▶ _Material for this exercise_:
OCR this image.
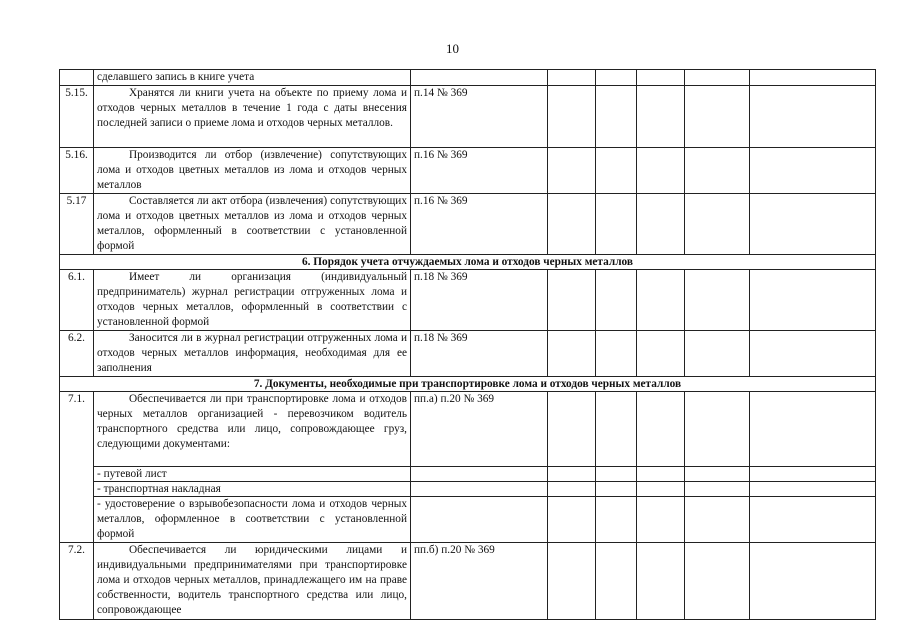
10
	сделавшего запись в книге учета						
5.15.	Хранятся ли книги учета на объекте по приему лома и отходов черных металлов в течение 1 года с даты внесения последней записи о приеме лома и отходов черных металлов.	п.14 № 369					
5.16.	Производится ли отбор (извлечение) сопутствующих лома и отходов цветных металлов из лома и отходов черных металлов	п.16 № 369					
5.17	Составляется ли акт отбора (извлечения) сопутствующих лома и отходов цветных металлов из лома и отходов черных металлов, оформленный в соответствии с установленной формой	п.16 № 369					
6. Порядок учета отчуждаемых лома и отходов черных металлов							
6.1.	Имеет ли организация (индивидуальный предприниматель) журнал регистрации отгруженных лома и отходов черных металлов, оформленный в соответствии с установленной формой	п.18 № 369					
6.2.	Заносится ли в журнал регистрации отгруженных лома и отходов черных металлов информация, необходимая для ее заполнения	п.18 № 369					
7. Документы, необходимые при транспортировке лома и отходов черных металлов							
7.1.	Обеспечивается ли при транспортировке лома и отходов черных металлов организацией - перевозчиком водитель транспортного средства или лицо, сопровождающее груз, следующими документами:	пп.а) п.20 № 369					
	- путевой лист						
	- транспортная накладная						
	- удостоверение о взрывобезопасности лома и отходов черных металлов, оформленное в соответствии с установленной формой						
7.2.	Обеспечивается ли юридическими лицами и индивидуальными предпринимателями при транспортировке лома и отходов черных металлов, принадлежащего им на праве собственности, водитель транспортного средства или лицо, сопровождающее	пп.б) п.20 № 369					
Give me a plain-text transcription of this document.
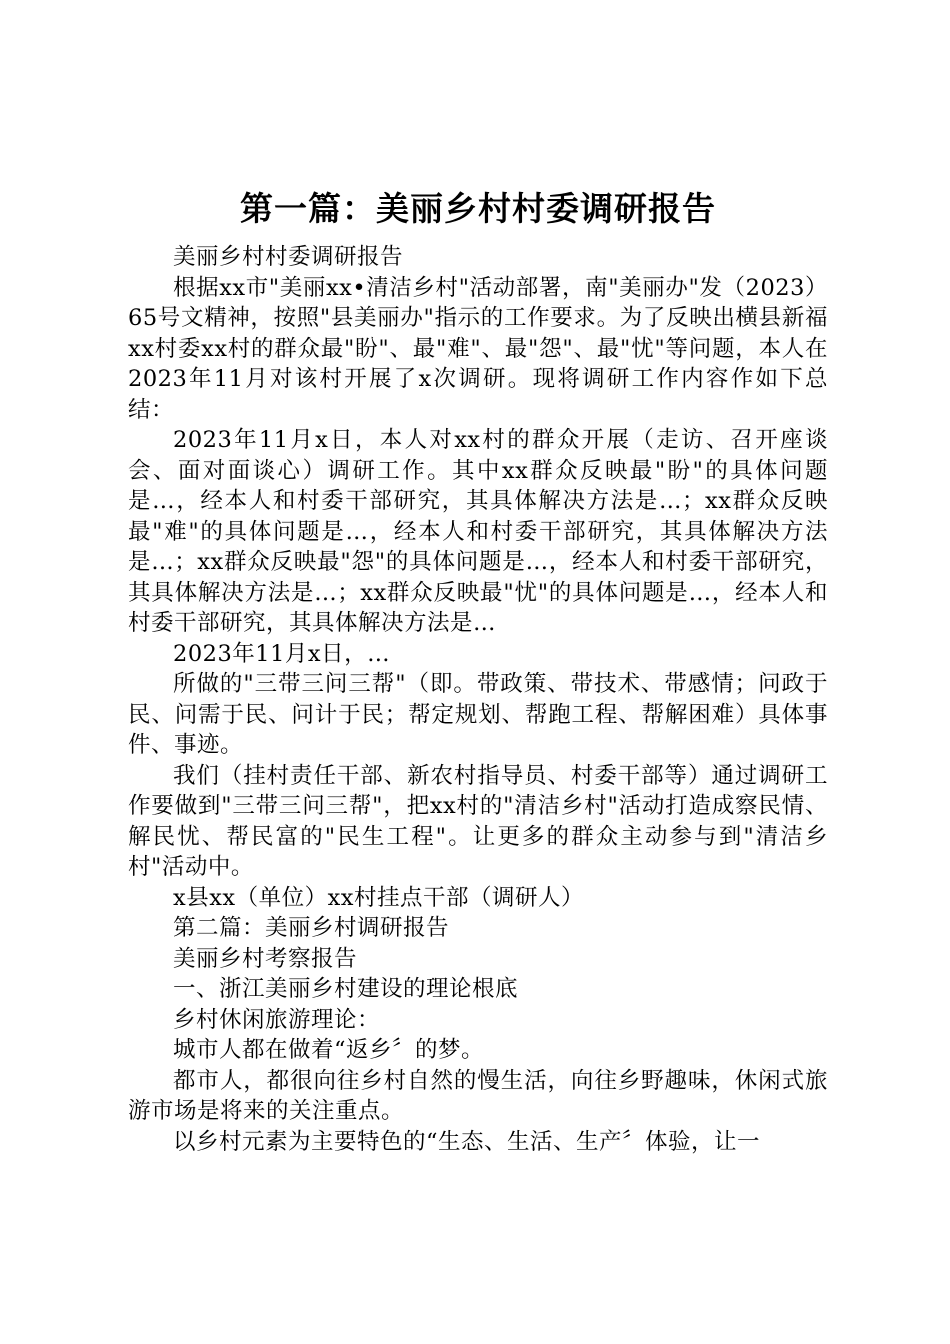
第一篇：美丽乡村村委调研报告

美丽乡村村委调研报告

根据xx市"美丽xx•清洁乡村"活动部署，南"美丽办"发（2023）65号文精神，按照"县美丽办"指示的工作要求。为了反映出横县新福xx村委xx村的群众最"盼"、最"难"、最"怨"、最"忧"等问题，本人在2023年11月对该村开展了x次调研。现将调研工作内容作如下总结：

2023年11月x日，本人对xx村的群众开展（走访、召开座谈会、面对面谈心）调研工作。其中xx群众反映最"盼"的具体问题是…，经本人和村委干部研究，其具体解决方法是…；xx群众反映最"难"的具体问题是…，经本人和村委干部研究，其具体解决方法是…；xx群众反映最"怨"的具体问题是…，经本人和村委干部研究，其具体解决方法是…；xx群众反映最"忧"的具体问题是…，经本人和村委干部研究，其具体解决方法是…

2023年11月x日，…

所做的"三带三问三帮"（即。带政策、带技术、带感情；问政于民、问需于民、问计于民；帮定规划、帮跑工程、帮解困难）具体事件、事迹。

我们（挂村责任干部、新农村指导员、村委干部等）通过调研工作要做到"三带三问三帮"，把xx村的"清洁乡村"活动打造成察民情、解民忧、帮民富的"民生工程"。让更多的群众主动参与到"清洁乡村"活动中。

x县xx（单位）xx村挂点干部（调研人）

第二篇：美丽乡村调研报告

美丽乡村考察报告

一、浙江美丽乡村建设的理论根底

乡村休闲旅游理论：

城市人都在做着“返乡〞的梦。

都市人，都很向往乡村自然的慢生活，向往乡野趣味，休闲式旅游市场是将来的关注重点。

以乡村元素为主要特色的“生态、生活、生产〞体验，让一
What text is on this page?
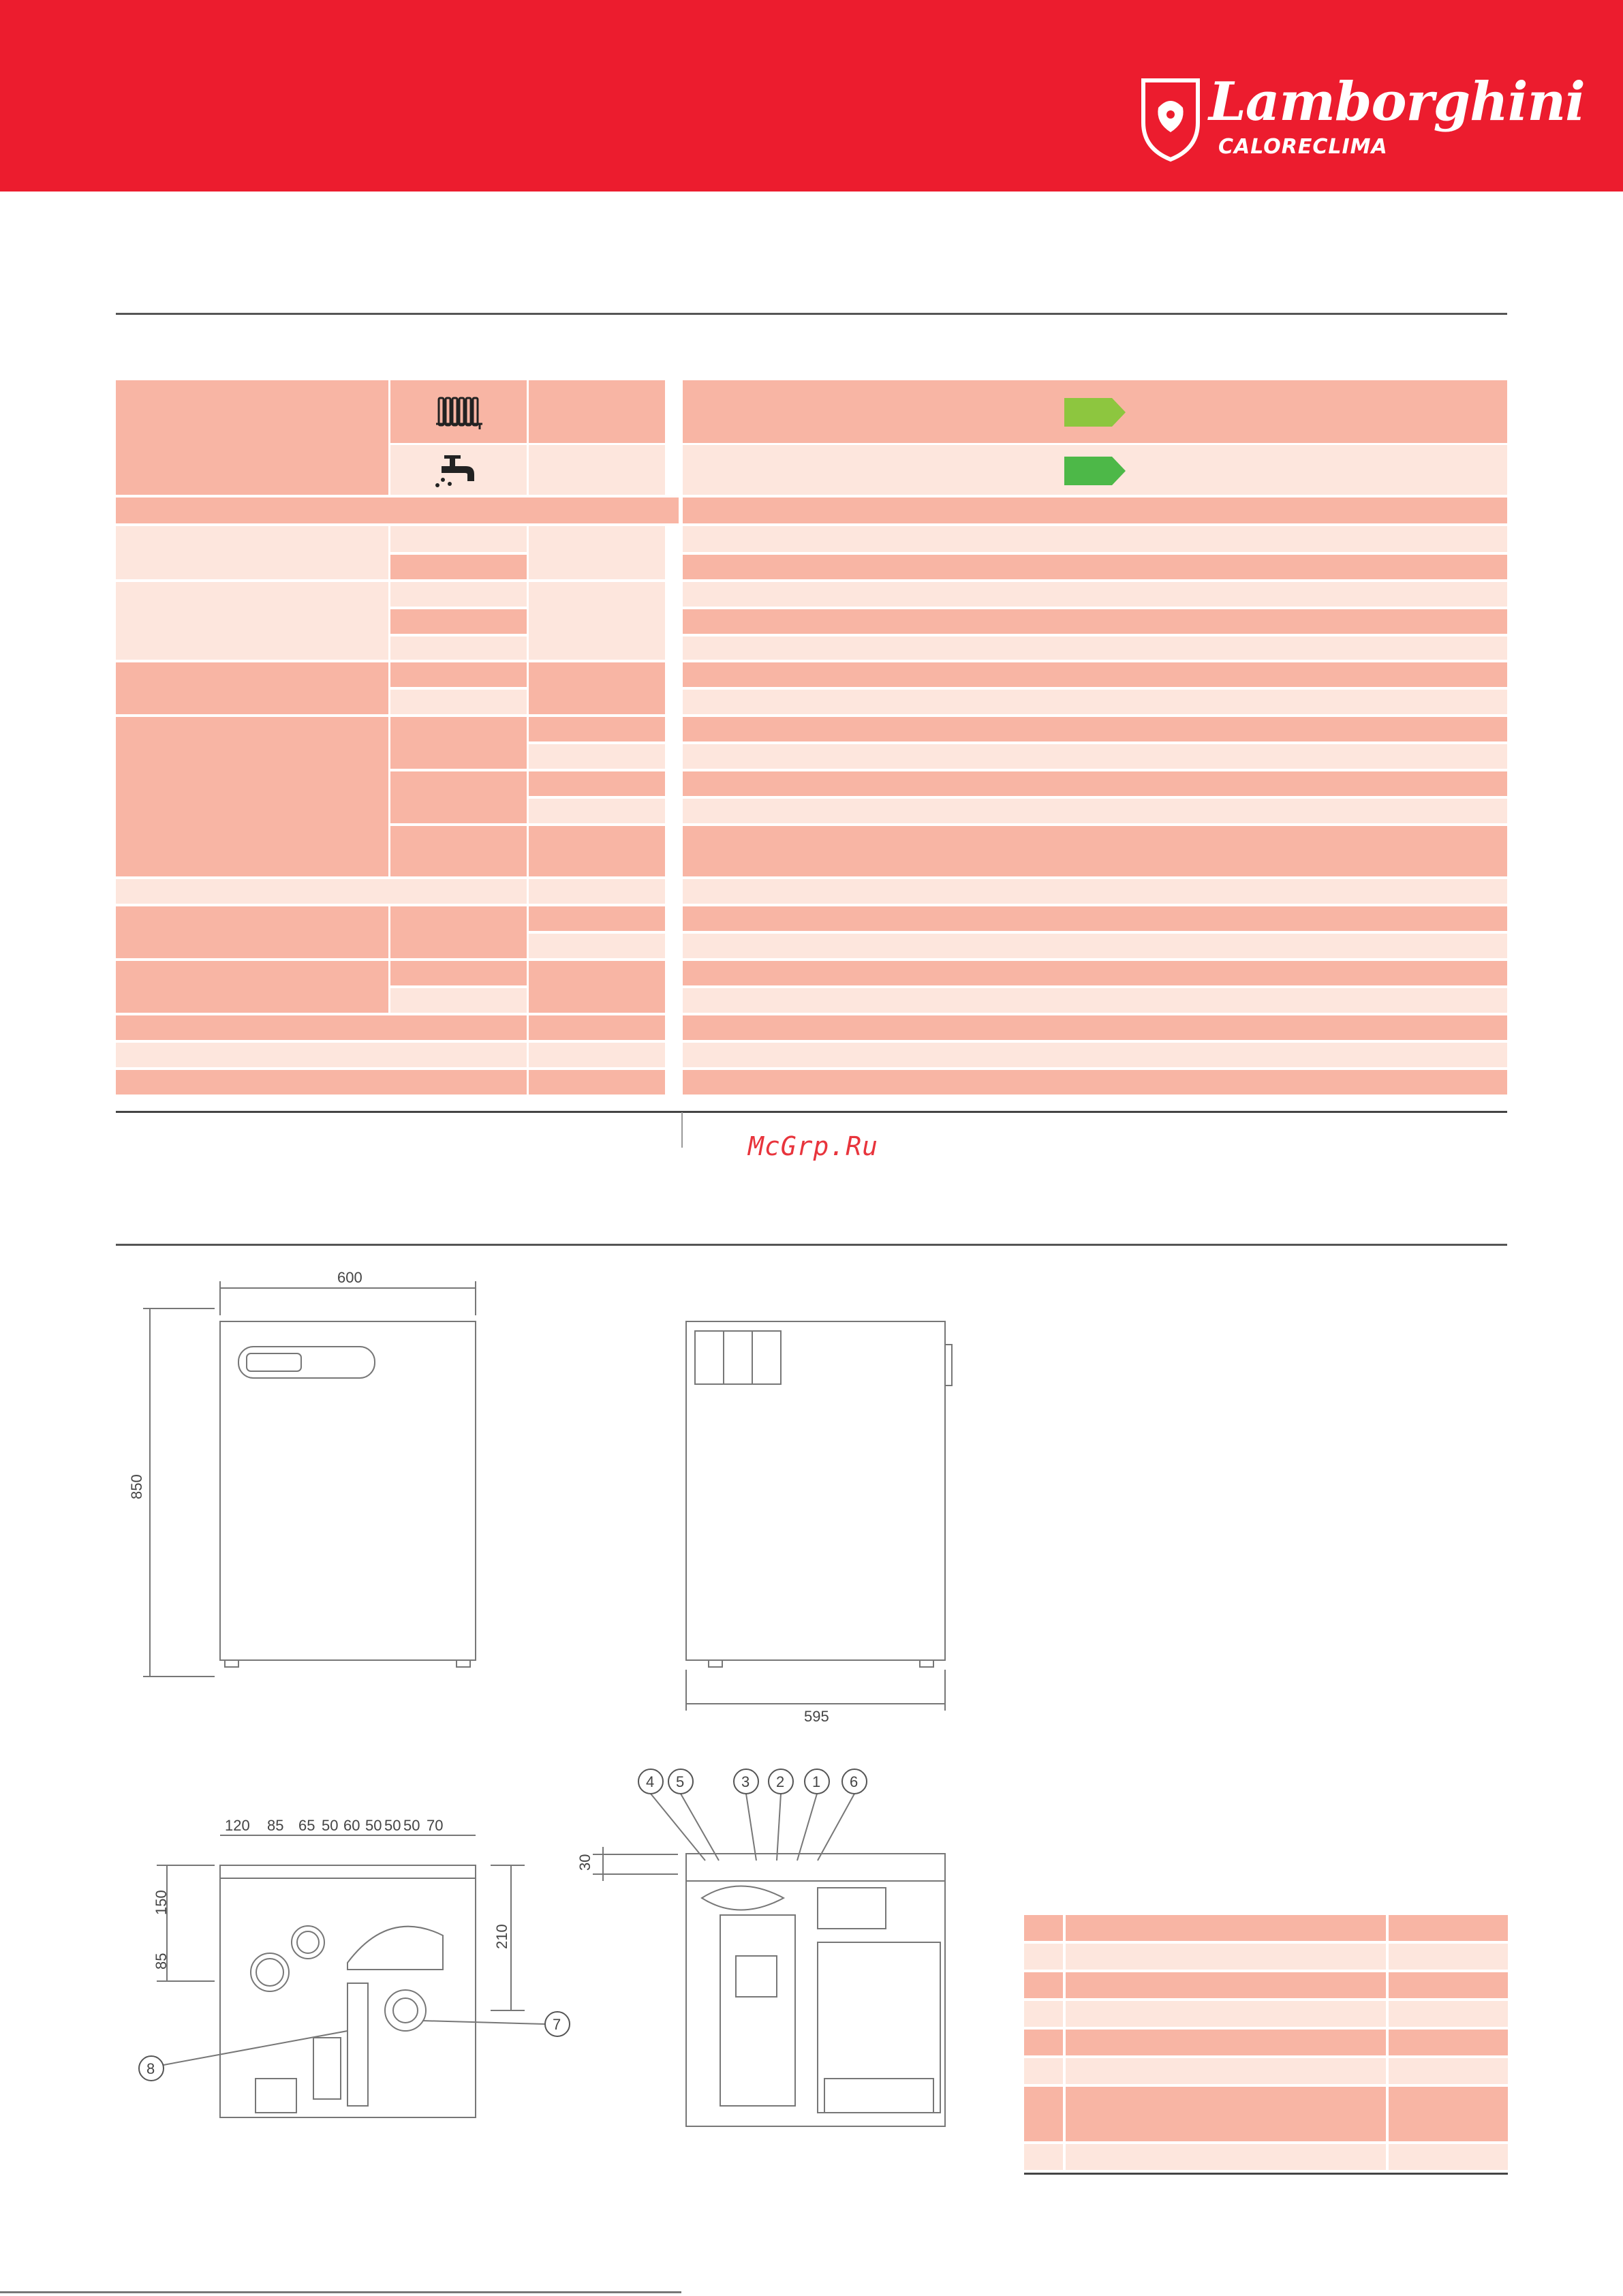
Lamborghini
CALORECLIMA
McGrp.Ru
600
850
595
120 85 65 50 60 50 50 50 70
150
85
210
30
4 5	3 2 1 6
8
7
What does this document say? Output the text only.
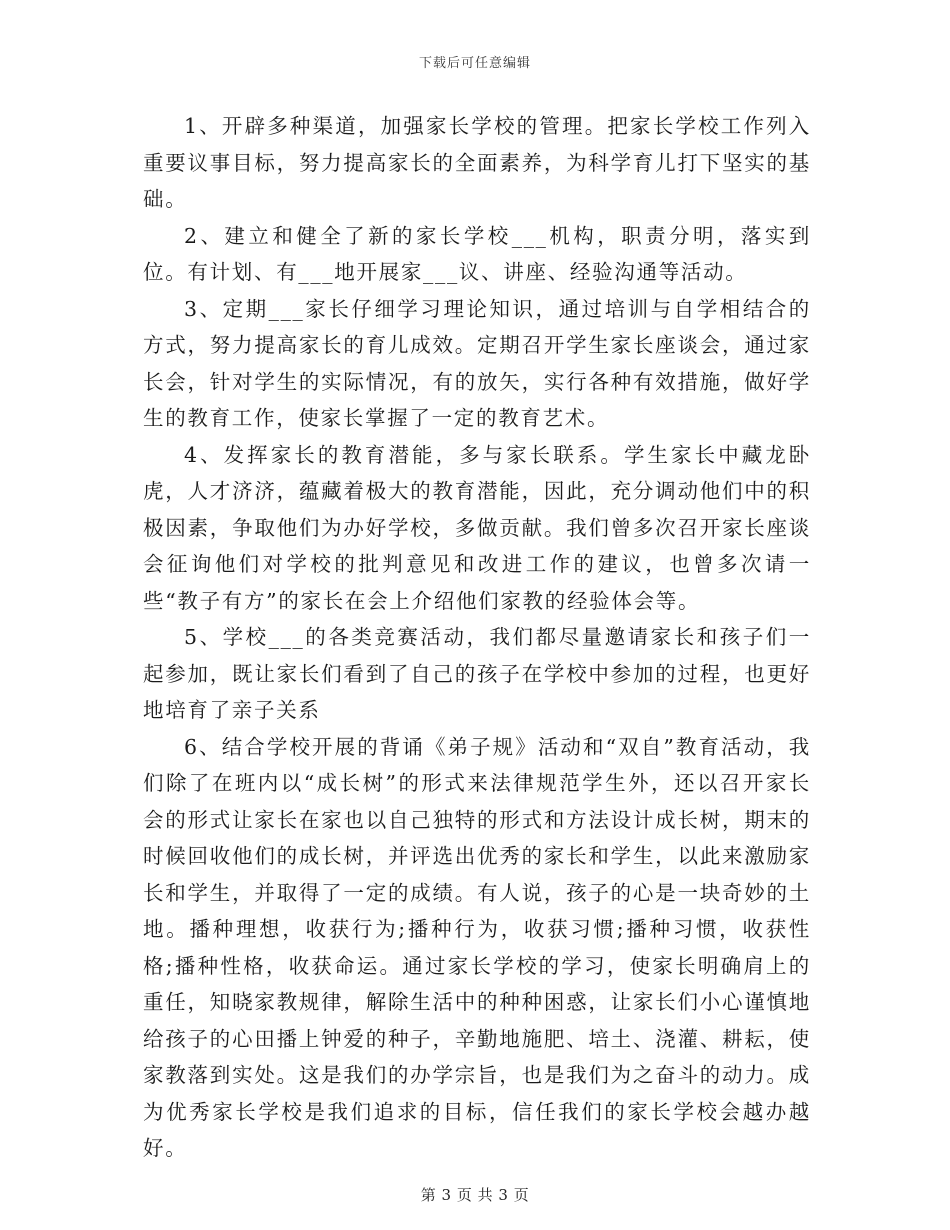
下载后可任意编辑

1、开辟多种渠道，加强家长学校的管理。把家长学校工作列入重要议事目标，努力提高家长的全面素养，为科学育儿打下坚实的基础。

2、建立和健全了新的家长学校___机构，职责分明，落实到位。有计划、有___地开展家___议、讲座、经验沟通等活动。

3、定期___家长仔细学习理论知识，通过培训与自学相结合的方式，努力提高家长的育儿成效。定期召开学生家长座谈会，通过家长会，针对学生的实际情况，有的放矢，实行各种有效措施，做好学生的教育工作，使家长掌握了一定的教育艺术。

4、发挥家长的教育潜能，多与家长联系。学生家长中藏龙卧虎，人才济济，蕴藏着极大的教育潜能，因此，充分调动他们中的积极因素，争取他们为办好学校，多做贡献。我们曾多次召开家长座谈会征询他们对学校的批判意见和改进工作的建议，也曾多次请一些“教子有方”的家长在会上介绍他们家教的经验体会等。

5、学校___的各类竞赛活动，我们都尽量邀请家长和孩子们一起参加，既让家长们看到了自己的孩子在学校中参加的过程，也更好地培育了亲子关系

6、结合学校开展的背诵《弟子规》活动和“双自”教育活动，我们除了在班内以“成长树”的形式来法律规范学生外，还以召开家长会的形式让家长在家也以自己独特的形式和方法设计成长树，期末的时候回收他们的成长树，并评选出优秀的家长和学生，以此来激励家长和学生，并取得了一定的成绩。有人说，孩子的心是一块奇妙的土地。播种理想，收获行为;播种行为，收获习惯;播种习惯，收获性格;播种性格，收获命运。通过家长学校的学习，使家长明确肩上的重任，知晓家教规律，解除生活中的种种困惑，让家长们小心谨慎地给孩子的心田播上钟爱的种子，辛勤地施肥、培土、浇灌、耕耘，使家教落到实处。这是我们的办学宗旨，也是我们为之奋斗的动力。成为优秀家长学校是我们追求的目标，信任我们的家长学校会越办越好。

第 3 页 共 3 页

▶ _What this task involves_: Write out the listing above exactly as it stands, pictures excluded.

▶ _Result of the task_:
OCR this image.
10
	сделавшего запись в книге учета						
5.15.	Хранятся ли книги учета на объекте по приему лома и отходов черных металлов в течение 1 года с даты внесения последней записи о приеме лома и отходов черных металлов.	п.14 № 369					
5.16.	Производится ли отбор (извлечение) сопутствующих лома и отходов цветных металлов из лома и отходов черных металлов	п.16 № 369					
5.17	Составляется ли акт отбора (извлечения) сопутствующих лома и отходов цветных металлов из лома и отходов черных металлов, оформленный в соответствии с установленной формой	п.16 № 369					
6. Порядок учета отчуждаемых лома и отходов черных металлов							
6.1.	Имеет ли организация (индивидуальный предприниматель) журнал регистрации отгруженных лома и отходов черных металлов, оформленный в соответствии с установленной формой	п.18 № 369					
6.2.	Заносится ли в журнал регистрации отгруженных лома и отходов черных металлов информация, необходимая для ее заполнения	п.18 № 369					
7. Документы, необходимые при транспортировке лома и отходов черных металлов							
7.1.	Обеспечивается ли при транспортировке лома и отходов черных металлов организацией - перевозчиком водитель транспортного средства или лицо, сопровождающее груз, следующими документами:	пп.а) п.20 № 369					
	- путевой лист						
	- транспортная накладная						
	- удостоверение о взрывобезопасности лома и отходов черных металлов, оформленное в соответствии с установленной формой						
7.2.	Обеспечивается ли юридическими лицами и индивидуальными предпринимателями при транспортировке лома и отходов черных металлов, принадлежащего им на праве собственности, водитель транспортного средства или лицо, сопровождающее	пп.б) п.20 № 369					
Give me a plain-text transcription of this document.
第一篇：美丽乡村村委调研报告

美丽乡村村委调研报告

根据xx市"美丽xx•清洁乡村"活动部署，南"美丽办"发（2023）65号文精神，按照"县美丽办"指示的工作要求。为了反映出横县新福xx村委xx村的群众最"盼"、最"难"、最"怨"、最"忧"等问题，本人在2023年11月对该村开展了x次调研。现将调研工作内容作如下总结：

2023年11月x日，本人对xx村的群众开展（走访、召开座谈会、面对面谈心）调研工作。其中xx群众反映最"盼"的具体问题是…，经本人和村委干部研究，其具体解决方法是…；xx群众反映最"难"的具体问题是…，经本人和村委干部研究，其具体解决方法是…；xx群众反映最"怨"的具体问题是…，经本人和村委干部研究，其具体解决方法是…；xx群众反映最"忧"的具体问题是…，经本人和村委干部研究，其具体解决方法是…

2023年11月x日，…

所做的"三带三问三帮"（即。带政策、带技术、带感情；问政于民、问需于民、问计于民；帮定规划、帮跑工程、帮解困难）具体事件、事迹。

我们（挂村责任干部、新农村指导员、村委干部等）通过调研工作要做到"三带三问三帮"，把xx村的"清洁乡村"活动打造成察民情、解民忧、帮民富的"民生工程"。让更多的群众主动参与到"清洁乡村"活动中。

x县xx（单位）xx村挂点干部（调研人）

第二篇：美丽乡村调研报告

美丽乡村考察报告

一、浙江美丽乡村建设的理论根底

乡村休闲旅游理论：

城市人都在做着“返乡〞的梦。

都市人，都很向往乡村自然的慢生活，向往乡野趣味，休闲式旅游市场是将来的关注重点。

以乡村元素为主要特色的“生态、生活、生产〞体验，让一
What text is on this page?
Lamborghini
CALORECLIMA
McGrp.Ru
600
850
595
120 85 65 50 60 50 50 50 70
150
85
210
30
4 5	3 2 1 6
8
7
What does this document say? Output the text only.
下载后可任意编辑

1、开辟多种渠道，加强家长学校的管理。把家长学校工作列入重要议事目标，努力提高家长的全面素养，为科学育儿打下坚实的基础。

2、建立和健全了新的家长学校___机构，职责分明，落实到位。有计划、有___地开展家___议、讲座、经验沟通等活动。

3、定期___家长仔细学习理论知识，通过培训与自学相结合的方式，努力提高家长的育儿成效。定期召开学生家长座谈会，通过家长会，针对学生的实际情况，有的放矢，实行各种有效措施，做好学生的教育工作，使家长掌握了一定的教育艺术。

4、发挥家长的教育潜能，多与家长联系。学生家长中藏龙卧虎，人才济济，蕴藏着极大的教育潜能，因此，充分调动他们中的积极因素，争取他们为办好学校，多做贡献。我们曾多次召开家长座谈会征询他们对学校的批判意见和改进工作的建议，也曾多次请一些“教子有方”的家长在会上介绍他们家教的经验体会等。

5、学校___的各类竞赛活动，我们都尽量邀请家长和孩子们一起参加，既让家长们看到了自己的孩子在学校中参加的过程，也更好地培育了亲子关系

6、结合学校开展的背诵《弟子规》活动和“双自”教育活动，我们除了在班内以“成长树”的形式来法律规范学生外，还以召开家长会的形式让家长在家也以自己独特的形式和方法设计成长树，期末的时候回收他们的成长树，并评选出优秀的家长和学生，以此来激励家长和学生，并取得了一定的成绩。有人说，孩子的心是一块奇妙的土地。播种理想，收获行为;播种行为，收获习惯;播种习惯，收获性格;播种性格，收获命运。通过家长学校的学习，使家长明确肩上的重任，知晓家教规律，解除生活中的种种困惑，让家长们小心谨慎地给孩子的心田播上钟爱的种子，辛勤地施肥、培土、浇灌、耕耘，使家教落到实处。这是我们的办学宗旨，也是我们为之奋斗的动力。成为优秀家长学校是我们追求的目标，信任我们的家长学校会越办越好。

第 3 页 共 3 页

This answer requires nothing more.